>>

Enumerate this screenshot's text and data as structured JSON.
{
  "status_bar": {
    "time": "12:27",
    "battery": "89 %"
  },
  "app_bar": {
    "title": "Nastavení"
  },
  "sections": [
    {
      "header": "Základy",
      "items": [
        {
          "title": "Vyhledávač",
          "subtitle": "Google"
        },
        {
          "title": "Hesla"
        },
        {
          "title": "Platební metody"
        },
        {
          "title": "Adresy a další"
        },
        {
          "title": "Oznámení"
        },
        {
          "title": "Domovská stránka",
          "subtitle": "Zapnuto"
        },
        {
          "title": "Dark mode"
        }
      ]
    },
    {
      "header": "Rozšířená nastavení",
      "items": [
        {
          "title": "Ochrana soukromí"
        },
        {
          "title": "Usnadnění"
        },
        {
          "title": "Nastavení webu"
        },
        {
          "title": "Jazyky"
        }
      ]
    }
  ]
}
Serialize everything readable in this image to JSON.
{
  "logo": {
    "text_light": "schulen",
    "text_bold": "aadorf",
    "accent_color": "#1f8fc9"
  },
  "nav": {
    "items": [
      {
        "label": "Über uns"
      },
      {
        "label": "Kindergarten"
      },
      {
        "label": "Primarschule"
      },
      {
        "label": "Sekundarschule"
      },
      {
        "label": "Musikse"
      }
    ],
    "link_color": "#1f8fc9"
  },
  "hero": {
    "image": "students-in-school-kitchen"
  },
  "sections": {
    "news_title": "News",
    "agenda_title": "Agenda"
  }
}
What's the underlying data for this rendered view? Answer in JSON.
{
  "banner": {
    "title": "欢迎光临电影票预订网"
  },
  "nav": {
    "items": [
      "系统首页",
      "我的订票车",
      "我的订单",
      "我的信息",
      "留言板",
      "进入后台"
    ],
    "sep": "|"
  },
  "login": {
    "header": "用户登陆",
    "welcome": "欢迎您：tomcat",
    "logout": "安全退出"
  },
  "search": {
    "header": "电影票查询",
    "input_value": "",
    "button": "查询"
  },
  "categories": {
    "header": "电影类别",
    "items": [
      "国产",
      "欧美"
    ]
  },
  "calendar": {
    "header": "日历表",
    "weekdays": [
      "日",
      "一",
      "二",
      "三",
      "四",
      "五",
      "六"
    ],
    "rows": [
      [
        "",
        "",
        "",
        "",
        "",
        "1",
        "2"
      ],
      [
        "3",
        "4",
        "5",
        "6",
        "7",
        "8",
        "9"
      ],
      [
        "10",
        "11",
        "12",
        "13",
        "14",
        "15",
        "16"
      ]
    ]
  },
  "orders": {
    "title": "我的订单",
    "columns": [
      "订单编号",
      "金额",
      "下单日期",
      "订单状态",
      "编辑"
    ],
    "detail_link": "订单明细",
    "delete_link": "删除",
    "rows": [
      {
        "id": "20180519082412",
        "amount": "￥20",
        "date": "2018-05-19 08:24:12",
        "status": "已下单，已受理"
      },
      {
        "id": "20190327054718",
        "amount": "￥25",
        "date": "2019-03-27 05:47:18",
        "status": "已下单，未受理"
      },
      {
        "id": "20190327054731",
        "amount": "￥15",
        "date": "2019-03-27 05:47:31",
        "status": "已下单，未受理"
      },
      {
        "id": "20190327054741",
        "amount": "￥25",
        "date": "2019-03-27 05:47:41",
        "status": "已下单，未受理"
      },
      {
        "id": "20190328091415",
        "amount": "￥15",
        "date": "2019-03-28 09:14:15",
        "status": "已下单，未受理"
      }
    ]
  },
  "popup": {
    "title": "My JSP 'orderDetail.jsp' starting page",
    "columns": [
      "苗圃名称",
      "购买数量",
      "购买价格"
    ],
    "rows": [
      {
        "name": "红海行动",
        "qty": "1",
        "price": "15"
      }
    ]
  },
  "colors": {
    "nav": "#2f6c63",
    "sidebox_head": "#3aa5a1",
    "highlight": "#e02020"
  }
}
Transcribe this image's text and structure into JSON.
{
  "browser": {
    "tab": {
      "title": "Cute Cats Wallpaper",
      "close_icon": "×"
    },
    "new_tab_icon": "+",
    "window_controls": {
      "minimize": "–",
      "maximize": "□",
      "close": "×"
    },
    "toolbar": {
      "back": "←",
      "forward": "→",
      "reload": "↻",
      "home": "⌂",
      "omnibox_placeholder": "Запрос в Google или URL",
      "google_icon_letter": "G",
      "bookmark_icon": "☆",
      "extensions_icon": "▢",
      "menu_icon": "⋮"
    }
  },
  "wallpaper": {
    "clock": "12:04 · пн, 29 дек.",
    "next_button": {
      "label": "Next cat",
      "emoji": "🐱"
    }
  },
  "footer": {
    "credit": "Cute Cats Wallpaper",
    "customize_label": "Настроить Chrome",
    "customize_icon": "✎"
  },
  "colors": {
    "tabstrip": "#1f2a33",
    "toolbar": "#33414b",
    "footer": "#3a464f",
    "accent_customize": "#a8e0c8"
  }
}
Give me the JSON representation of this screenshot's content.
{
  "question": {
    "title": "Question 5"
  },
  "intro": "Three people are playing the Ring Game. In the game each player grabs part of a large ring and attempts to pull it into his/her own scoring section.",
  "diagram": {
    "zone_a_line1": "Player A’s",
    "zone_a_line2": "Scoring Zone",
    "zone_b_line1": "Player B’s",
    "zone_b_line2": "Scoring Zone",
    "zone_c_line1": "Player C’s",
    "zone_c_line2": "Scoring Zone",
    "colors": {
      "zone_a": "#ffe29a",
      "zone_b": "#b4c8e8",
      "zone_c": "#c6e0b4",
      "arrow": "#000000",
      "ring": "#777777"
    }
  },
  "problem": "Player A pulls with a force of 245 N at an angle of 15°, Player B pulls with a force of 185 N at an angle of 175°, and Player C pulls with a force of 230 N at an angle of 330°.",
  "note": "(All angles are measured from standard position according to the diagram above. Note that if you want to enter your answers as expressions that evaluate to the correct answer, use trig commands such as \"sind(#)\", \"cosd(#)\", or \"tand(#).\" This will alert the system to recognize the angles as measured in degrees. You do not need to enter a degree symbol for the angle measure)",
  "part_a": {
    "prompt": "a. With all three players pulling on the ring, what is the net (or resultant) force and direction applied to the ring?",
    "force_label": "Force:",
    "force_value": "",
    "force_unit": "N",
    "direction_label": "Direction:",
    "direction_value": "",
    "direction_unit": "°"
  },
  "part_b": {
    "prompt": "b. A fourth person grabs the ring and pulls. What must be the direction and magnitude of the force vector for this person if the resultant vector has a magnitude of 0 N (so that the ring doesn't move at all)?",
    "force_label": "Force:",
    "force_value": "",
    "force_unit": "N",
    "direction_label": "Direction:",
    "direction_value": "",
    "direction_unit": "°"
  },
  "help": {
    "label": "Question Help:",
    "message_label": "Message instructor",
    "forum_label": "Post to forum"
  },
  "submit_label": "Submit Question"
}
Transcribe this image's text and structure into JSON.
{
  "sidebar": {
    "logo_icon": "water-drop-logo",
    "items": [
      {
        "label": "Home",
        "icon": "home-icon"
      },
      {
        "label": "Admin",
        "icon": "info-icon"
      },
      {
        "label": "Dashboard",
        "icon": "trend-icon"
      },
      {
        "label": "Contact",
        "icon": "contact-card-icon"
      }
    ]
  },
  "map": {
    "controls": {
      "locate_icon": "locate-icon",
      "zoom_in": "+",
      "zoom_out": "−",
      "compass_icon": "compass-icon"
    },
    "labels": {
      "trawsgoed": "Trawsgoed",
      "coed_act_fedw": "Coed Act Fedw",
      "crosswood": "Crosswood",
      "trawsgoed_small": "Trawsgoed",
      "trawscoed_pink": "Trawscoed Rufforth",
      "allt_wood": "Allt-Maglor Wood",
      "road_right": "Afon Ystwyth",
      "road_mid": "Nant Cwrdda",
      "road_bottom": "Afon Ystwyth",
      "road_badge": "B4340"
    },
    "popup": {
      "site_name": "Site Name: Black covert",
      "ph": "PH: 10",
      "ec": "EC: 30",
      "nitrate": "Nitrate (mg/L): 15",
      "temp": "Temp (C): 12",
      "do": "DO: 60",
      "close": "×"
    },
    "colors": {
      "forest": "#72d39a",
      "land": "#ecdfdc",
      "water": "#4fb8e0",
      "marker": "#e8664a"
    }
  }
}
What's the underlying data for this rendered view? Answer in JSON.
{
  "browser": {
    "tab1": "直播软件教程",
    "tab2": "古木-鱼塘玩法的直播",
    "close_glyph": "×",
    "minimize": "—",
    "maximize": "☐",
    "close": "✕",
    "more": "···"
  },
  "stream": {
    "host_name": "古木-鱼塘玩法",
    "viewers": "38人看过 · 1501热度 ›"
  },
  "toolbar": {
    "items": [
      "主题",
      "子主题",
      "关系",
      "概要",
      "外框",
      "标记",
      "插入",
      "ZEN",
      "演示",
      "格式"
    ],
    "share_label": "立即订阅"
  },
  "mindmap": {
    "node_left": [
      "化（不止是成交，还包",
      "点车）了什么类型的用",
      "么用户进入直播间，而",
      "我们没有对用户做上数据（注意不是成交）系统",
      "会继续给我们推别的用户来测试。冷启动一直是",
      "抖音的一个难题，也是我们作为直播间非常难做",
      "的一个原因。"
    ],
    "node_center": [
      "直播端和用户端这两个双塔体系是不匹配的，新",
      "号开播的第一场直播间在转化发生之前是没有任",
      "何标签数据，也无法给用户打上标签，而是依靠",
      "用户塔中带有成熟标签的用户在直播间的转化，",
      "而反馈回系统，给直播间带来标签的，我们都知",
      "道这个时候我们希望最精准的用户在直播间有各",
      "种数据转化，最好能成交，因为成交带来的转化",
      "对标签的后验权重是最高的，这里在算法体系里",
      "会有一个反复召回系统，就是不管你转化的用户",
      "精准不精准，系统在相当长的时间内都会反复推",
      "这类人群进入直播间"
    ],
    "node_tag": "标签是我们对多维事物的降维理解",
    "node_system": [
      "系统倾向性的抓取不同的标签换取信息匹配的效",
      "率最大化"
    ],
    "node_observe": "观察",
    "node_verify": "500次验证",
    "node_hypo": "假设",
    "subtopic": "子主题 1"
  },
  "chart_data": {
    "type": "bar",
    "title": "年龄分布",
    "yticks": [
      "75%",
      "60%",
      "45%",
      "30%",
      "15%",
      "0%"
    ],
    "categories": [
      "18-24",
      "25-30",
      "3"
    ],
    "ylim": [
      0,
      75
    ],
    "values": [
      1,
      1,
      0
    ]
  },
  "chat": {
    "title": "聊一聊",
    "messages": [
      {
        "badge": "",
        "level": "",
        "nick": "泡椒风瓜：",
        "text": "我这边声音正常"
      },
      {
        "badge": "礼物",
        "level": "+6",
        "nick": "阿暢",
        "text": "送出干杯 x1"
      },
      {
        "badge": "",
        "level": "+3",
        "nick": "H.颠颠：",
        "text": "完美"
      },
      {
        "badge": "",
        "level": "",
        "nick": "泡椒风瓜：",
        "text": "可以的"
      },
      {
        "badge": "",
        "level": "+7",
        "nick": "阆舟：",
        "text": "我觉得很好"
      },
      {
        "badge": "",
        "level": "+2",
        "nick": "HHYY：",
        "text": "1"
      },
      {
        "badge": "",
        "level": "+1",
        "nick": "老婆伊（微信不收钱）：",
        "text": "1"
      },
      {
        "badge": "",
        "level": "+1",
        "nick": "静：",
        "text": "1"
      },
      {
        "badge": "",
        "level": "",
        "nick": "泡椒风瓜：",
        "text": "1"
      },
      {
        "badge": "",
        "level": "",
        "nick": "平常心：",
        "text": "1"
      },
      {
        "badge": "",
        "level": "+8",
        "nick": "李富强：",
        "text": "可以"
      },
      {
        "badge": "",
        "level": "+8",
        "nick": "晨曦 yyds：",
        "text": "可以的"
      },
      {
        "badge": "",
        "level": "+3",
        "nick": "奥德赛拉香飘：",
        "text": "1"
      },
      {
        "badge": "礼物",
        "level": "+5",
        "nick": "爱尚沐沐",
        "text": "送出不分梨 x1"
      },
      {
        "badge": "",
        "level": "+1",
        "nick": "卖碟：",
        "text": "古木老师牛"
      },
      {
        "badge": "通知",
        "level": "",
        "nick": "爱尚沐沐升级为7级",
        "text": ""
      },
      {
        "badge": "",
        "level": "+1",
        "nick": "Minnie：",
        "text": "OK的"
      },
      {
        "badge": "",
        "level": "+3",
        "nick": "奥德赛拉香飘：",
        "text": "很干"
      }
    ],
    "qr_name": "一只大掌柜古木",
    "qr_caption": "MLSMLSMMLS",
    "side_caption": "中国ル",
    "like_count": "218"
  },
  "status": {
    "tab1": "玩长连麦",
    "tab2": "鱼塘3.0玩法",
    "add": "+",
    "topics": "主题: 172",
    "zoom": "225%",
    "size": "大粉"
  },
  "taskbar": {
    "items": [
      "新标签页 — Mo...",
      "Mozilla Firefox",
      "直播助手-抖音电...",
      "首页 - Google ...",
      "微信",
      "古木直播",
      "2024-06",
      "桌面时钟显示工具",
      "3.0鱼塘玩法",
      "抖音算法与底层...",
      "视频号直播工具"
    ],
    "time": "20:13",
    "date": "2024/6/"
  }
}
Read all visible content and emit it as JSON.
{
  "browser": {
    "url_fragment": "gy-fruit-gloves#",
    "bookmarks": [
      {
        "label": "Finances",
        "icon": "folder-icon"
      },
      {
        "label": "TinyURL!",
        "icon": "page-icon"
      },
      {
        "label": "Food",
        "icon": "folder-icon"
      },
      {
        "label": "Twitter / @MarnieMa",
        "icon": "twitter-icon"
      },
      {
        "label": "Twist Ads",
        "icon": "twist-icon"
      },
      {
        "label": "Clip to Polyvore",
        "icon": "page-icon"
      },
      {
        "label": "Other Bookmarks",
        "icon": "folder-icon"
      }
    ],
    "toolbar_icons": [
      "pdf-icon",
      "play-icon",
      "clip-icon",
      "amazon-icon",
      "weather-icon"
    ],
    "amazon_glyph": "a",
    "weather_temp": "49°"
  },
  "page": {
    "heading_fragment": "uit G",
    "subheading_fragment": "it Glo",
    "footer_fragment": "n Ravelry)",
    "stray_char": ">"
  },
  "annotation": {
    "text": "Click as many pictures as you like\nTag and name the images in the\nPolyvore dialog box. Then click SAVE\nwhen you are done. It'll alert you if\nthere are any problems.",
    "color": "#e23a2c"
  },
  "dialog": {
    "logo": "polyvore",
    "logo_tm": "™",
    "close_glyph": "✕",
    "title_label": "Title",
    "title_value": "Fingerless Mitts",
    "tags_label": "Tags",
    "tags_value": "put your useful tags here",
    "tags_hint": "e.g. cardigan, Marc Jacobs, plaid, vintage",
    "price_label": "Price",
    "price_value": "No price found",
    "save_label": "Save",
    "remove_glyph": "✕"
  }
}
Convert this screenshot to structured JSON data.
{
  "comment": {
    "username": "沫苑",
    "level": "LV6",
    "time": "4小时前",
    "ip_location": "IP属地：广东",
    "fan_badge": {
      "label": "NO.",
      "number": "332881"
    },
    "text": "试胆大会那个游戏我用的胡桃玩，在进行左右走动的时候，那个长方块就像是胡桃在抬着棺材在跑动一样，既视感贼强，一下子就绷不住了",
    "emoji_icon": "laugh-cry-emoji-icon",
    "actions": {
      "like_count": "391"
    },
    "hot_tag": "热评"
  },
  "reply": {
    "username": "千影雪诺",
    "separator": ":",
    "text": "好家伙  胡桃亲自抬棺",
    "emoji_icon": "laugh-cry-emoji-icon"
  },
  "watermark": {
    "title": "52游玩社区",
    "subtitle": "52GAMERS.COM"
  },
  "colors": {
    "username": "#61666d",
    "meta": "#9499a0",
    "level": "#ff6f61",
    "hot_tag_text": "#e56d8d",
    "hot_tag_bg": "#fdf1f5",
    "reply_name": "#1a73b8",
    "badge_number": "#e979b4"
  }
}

<<

**Work to be completed**
Set down, word for word, only the lines running from the line with "Convert this screenshot" to the last line of the listing above. Both of those lines belong in your answer.

**Solution for this task**
Convert this screenshot to structured JSON data.
{
  "comment": {
    "username": "沫苑",
    "level": "LV6",
    "time": "4小时前",
    "ip_location": "IP属地：广东",
    "fan_badge": {
      "label": "NO.",
      "number": "332881"
    },
    "text": "试胆大会那个游戏我用的胡桃玩，在进行左右走动的时候，那个长方块就像是胡桃在抬着棺材在跑动一样，既视感贼强，一下子就绷不住了",
    "emoji_icon": "laugh-cry-emoji-icon",
    "actions": {
      "like_count": "391"
    },
    "hot_tag": "热评"
  },
  "reply": {
    "username": "千影雪诺",
    "separator": ":",
    "text": "好家伙  胡桃亲自抬棺",
    "emoji_icon": "laugh-cry-emoji-icon"
  },
  "watermark": {
    "title": "52游玩社区",
    "subtitle": "52GAMERS.COM"
  },
  "colors": {
    "username": "#61666d",
    "meta": "#9499a0",
    "level": "#ff6f61",
    "hot_tag_text": "#e56d8d",
    "hot_tag_bg": "#fdf1f5",
    "reply_name": "#1a73b8",
    "badge_number": "#e979b4"
  }
}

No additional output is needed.